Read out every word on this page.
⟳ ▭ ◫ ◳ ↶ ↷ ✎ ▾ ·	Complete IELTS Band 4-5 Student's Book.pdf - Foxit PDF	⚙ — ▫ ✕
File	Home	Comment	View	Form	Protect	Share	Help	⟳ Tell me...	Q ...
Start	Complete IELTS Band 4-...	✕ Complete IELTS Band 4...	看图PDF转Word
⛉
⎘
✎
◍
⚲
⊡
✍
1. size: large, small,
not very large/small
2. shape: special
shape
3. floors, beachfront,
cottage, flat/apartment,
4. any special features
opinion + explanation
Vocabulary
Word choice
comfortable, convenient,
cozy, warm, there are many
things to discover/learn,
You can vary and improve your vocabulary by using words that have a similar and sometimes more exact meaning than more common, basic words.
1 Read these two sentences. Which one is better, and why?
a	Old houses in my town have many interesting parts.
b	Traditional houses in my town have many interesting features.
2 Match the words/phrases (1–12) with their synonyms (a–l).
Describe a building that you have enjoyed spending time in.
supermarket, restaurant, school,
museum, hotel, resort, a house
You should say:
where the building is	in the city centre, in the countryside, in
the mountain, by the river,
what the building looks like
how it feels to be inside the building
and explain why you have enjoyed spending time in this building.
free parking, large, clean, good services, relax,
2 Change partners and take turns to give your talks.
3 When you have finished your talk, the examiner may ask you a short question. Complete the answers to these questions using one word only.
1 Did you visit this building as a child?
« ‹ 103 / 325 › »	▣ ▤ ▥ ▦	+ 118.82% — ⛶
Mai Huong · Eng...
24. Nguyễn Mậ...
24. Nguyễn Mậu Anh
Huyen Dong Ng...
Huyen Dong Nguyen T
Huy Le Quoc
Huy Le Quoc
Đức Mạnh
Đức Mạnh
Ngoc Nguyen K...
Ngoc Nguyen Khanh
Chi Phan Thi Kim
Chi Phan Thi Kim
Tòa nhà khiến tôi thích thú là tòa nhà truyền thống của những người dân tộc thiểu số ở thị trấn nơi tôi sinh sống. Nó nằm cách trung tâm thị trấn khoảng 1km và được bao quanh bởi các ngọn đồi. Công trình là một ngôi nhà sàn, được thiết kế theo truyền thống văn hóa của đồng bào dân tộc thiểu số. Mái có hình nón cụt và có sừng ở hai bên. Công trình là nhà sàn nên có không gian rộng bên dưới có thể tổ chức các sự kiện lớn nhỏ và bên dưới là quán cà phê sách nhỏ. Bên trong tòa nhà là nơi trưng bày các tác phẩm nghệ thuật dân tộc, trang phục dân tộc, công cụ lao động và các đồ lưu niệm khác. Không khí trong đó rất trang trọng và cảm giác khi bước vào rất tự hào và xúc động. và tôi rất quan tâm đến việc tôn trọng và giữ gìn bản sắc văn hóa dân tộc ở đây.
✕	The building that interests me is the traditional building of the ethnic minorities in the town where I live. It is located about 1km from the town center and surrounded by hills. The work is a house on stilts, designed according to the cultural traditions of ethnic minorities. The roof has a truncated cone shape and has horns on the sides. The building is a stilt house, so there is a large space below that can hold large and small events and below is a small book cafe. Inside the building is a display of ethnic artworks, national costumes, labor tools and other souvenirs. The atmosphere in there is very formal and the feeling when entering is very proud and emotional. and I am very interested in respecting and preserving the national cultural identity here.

* * * *

→ Stated problem
Check each line of the records for the word "houses" and extract those that contain it.

→ Written response
a	Old houses in my town have many interesting parts.
b	Traditional houses in my town have many interesting features.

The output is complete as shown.